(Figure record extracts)
━━━━━━━━━━━━━━━━━━━━━━━━━━━━━━

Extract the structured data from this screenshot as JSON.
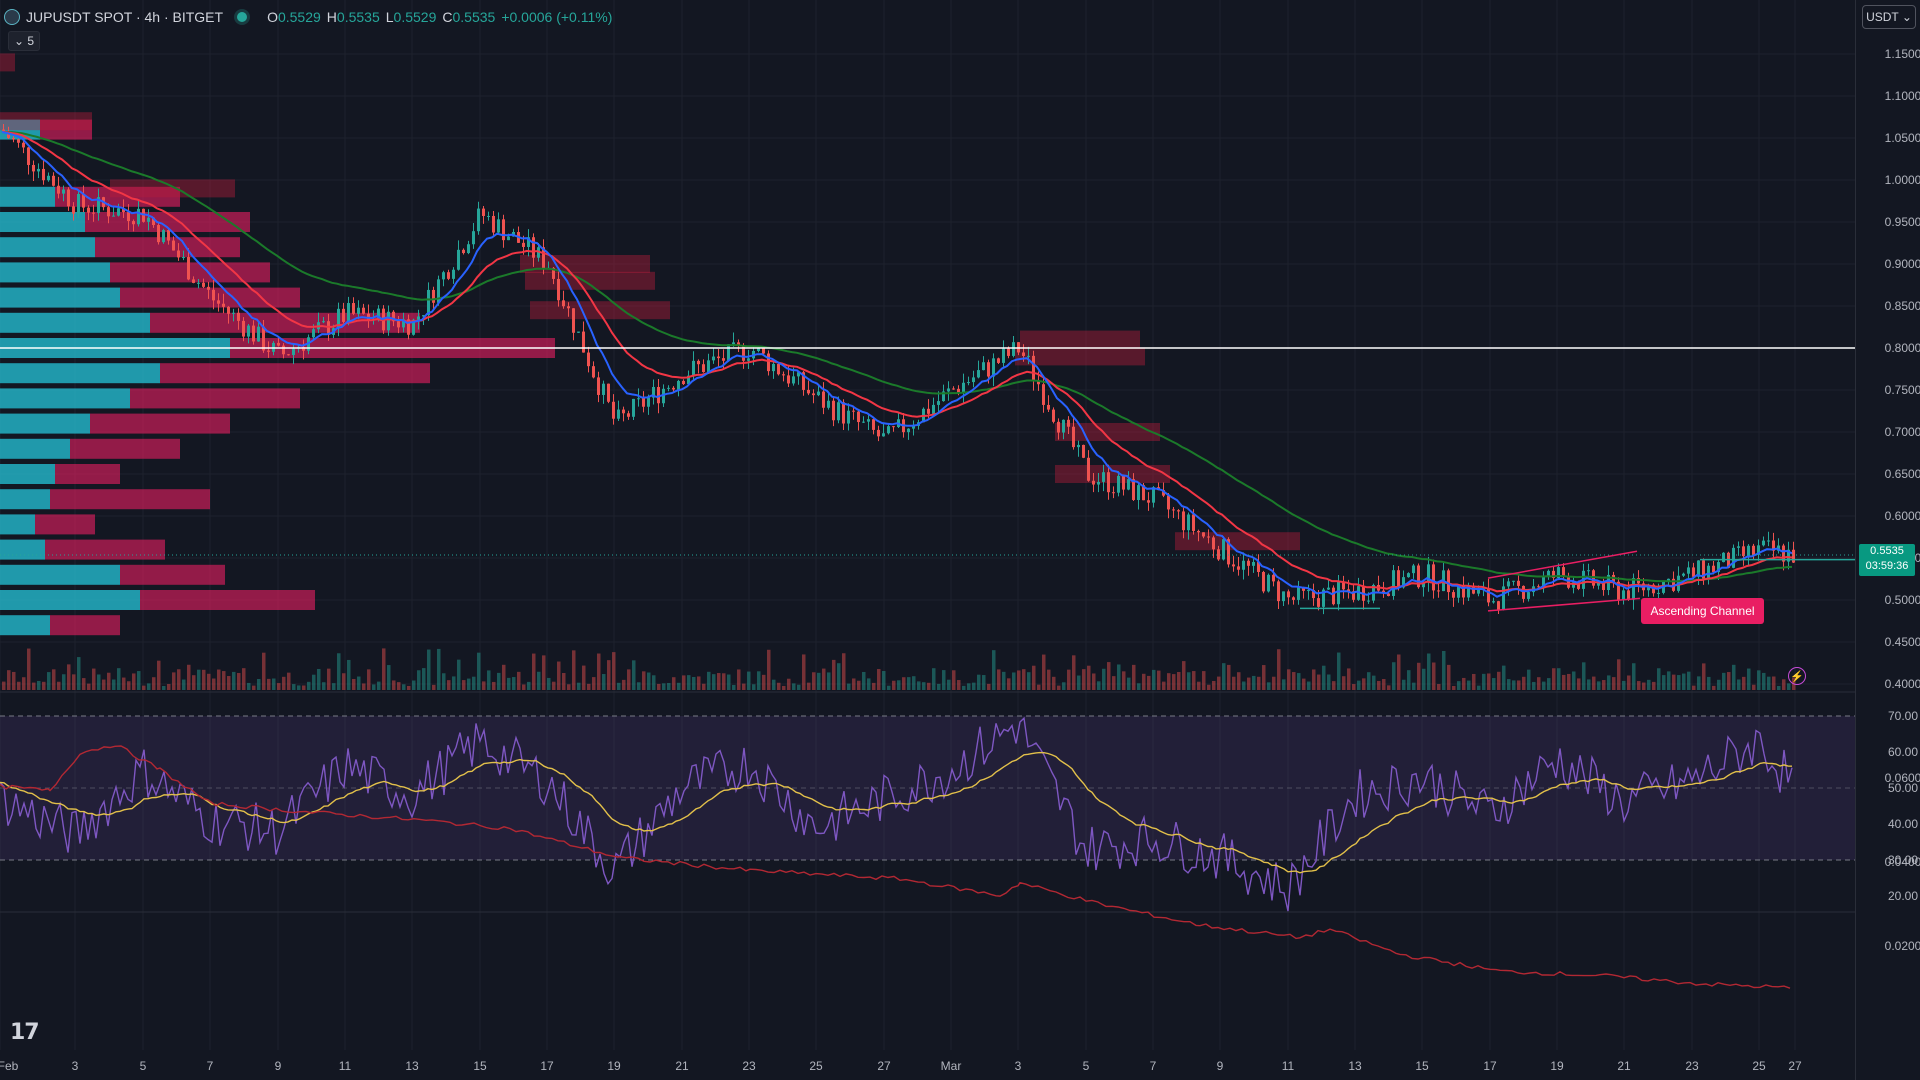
{
  "legend": {
    "symbol": "JUPUSDT SPOT · 4h · BITGET",
    "open_label": "O",
    "open_value": "0.5529",
    "high_label": "H",
    "high_value": "0.5535",
    "low_label": "L",
    "low_value": "0.5529",
    "close_label": "C",
    "close_value": "0.5535",
    "change": "+0.0006 (+0.11%)",
    "indicators_toggle": "⌄ 5"
  },
  "currency_button": "USDT ⌄",
  "price_axis": [
    "1.1500",
    "1.1000",
    "1.0500",
    "1.0000",
    "0.9500",
    "0.9000",
    "0.8500",
    "0.8000",
    "0.7500",
    "0.7000",
    "0.6500",
    "0.6000",
    "0.5500",
    "0.5000",
    "0.4500",
    "0.4000"
  ],
  "rsi_axis": [
    "70.00",
    "60.00",
    "50.00",
    "40.00",
    "30.00",
    "20.00"
  ],
  "atr_axis": [
    "0.0600",
    "0.0400",
    "0.0200"
  ],
  "last_price": "0.5535",
  "countdown": "03:59:36",
  "time_axis": [
    "Feb",
    "3",
    "5",
    "7",
    "9",
    "11",
    "13",
    "15",
    "17",
    "19",
    "21",
    "23",
    "25",
    "27",
    "Mar",
    "3",
    "5",
    "7",
    "9",
    "11",
    "13",
    "15",
    "17",
    "19",
    "21",
    "23",
    "25",
    "27"
  ],
  "drawings": {
    "channel_label": "Ascending Channel",
    "horizontal_level": 0.8
  },
  "colors": {
    "up": "#26a69a",
    "down": "#ef5350",
    "ema_fast": "#2962ff",
    "ema_mid": "#f23645",
    "ema_slow": "#1b7a2a",
    "rsi": "#7e57c2",
    "rsi_ma": "#e2c04a",
    "atr": "#b22833"
  },
  "chart_data": {
    "type": "line",
    "title": "JUPUSDT SPOT · 4h · BITGET",
    "x": [
      "Feb 1",
      "Feb 3",
      "Feb 5",
      "Feb 7",
      "Feb 9",
      "Feb 11",
      "Feb 13",
      "Feb 15",
      "Feb 17",
      "Feb 19",
      "Feb 21",
      "Feb 23",
      "Feb 25",
      "Feb 27",
      "Mar 1",
      "Mar 3",
      "Mar 5",
      "Mar 7",
      "Mar 9",
      "Mar 11",
      "Mar 13",
      "Mar 15",
      "Mar 17",
      "Mar 19",
      "Mar 21",
      "Mar 23",
      "Mar 25",
      "Mar 26"
    ],
    "series": [
      {
        "name": "close",
        "values": [
          1.06,
          0.97,
          0.96,
          0.86,
          0.79,
          0.84,
          0.83,
          0.96,
          0.9,
          0.71,
          0.77,
          0.8,
          0.74,
          0.69,
          0.75,
          0.8,
          0.65,
          0.62,
          0.56,
          0.5,
          0.51,
          0.53,
          0.5,
          0.53,
          0.51,
          0.53,
          0.56,
          0.5535
        ]
      },
      {
        "name": "rsi",
        "values": [
          47,
          37,
          55,
          41,
          38,
          56,
          48,
          63,
          52,
          27,
          50,
          57,
          39,
          47,
          55,
          68,
          33,
          36,
          31,
          22,
          48,
          53,
          43,
          58,
          46,
          52,
          63,
          50
        ]
      }
    ],
    "ylim": [
      0.4,
      1.17
    ]
  }
}
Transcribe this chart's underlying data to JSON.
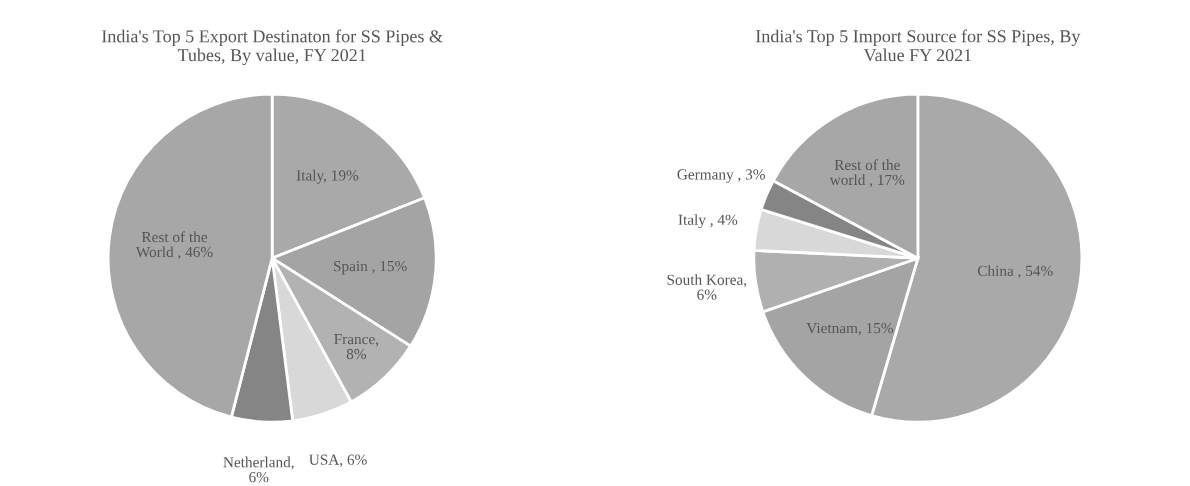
{
  "chart_data": [
    {
      "type": "pie",
      "title": "India's Top 5 Export Destinaton for SS Pipes & Tubes, By value, FY 2021",
      "categories": [
        "Italy, 19%",
        "Spain , 15%",
        "France, 8%",
        "USA, 6%",
        "Netherland, 6%",
        "Rest of the World , 46%"
      ],
      "values": [
        19,
        15,
        8,
        6,
        6,
        46
      ],
      "colors": [
        "#a9a9a9",
        "#a4a4a4",
        "#b2b2b2",
        "#d8d8d8",
        "#858585",
        "#a7a7a7"
      ]
    },
    {
      "type": "pie",
      "title": "India's Top 5 Import Source for SS Pipes, By Value FY 2021",
      "categories": [
        "China , 54%",
        "Vietnam, 15%",
        "South Korea, 6%",
        "Italy , 4%",
        "Germany , 3%",
        "Rest of the world , 17%"
      ],
      "values": [
        54,
        15,
        6,
        4,
        3,
        17
      ],
      "colors": [
        "#a9a9a9",
        "#a4a4a4",
        "#b0b0b0",
        "#d8d8d8",
        "#858585",
        "#a7a7a7"
      ]
    }
  ]
}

━━━━━━━━━━━━━━━━━━━━━━━━━━━━━━

Job -
Write the listing above out again exactly, dropping each image.

Result for this exercise -
Extract the structured data from this screenshot as JSON.
{
  "legend": {
    "symbol": "JUPUSDT SPOT · 4h · BITGET",
    "open_label": "O",
    "open_value": "0.5529",
    "high_label": "H",
    "high_value": "0.5535",
    "low_label": "L",
    "low_value": "0.5529",
    "close_label": "C",
    "close_value": "0.5535",
    "change": "+0.0006 (+0.11%)",
    "indicators_toggle": "⌄ 5"
  },
  "currency_button": "USDT ⌄",
  "price_axis": [
    "1.1500",
    "1.1000",
    "1.0500",
    "1.0000",
    "0.9500",
    "0.9000",
    "0.8500",
    "0.8000",
    "0.7500",
    "0.7000",
    "0.6500",
    "0.6000",
    "0.5500",
    "0.5000",
    "0.4500",
    "0.4000"
  ],
  "rsi_axis": [
    "70.00",
    "60.00",
    "50.00",
    "40.00",
    "30.00",
    "20.00"
  ],
  "atr_axis": [
    "0.0600",
    "0.0400",
    "0.0200"
  ],
  "last_price": "0.5535",
  "countdown": "03:59:36",
  "time_axis": [
    "Feb",
    "3",
    "5",
    "7",
    "9",
    "11",
    "13",
    "15",
    "17",
    "19",
    "21",
    "23",
    "25",
    "27",
    "Mar",
    "3",
    "5",
    "7",
    "9",
    "11",
    "13",
    "15",
    "17",
    "19",
    "21",
    "23",
    "25",
    "27"
  ],
  "drawings": {
    "channel_label": "Ascending Channel",
    "horizontal_level": 0.8
  },
  "colors": {
    "up": "#26a69a",
    "down": "#ef5350",
    "ema_fast": "#2962ff",
    "ema_mid": "#f23645",
    "ema_slow": "#1b7a2a",
    "rsi": "#7e57c2",
    "rsi_ma": "#e2c04a",
    "atr": "#b22833"
  },
  "chart_data": {
    "type": "line",
    "title": "JUPUSDT SPOT · 4h · BITGET",
    "x": [
      "Feb 1",
      "Feb 3",
      "Feb 5",
      "Feb 7",
      "Feb 9",
      "Feb 11",
      "Feb 13",
      "Feb 15",
      "Feb 17",
      "Feb 19",
      "Feb 21",
      "Feb 23",
      "Feb 25",
      "Feb 27",
      "Mar 1",
      "Mar 3",
      "Mar 5",
      "Mar 7",
      "Mar 9",
      "Mar 11",
      "Mar 13",
      "Mar 15",
      "Mar 17",
      "Mar 19",
      "Mar 21",
      "Mar 23",
      "Mar 25",
      "Mar 26"
    ],
    "series": [
      {
        "name": "close",
        "values": [
          1.06,
          0.97,
          0.96,
          0.86,
          0.79,
          0.84,
          0.83,
          0.96,
          0.9,
          0.71,
          0.77,
          0.8,
          0.74,
          0.69,
          0.75,
          0.8,
          0.65,
          0.62,
          0.56,
          0.5,
          0.51,
          0.53,
          0.5,
          0.53,
          0.51,
          0.53,
          0.56,
          0.5535
        ]
      },
      {
        "name": "rsi",
        "values": [
          47,
          37,
          55,
          41,
          38,
          56,
          48,
          63,
          52,
          27,
          50,
          57,
          39,
          47,
          55,
          68,
          33,
          36,
          31,
          22,
          48,
          53,
          43,
          58,
          46,
          52,
          63,
          50
        ]
      }
    ],
    "ylim": [
      0.4,
      1.17
    ]
  }
}
Transcribe this chart's underlying data to JSON.
{
  "chart_data": [
    {
      "type": "pie",
      "title": "India's Top 5 Export Destinaton for SS Pipes & Tubes, By value, FY 2021",
      "categories": [
        "Italy, 19%",
        "Spain , 15%",
        "France, 8%",
        "USA, 6%",
        "Netherland, 6%",
        "Rest of the World , 46%"
      ],
      "values": [
        19,
        15,
        8,
        6,
        6,
        46
      ],
      "colors": [
        "#a9a9a9",
        "#a4a4a4",
        "#b2b2b2",
        "#d8d8d8",
        "#858585",
        "#a7a7a7"
      ]
    },
    {
      "type": "pie",
      "title": "India's Top 5 Import Source for SS Pipes, By Value FY 2021",
      "categories": [
        "China , 54%",
        "Vietnam, 15%",
        "South Korea, 6%",
        "Italy , 4%",
        "Germany , 3%",
        "Rest of the world , 17%"
      ],
      "values": [
        54,
        15,
        6,
        4,
        3,
        17
      ],
      "colors": [
        "#a9a9a9",
        "#a4a4a4",
        "#b0b0b0",
        "#d8d8d8",
        "#858585",
        "#a7a7a7"
      ]
    }
  ]
}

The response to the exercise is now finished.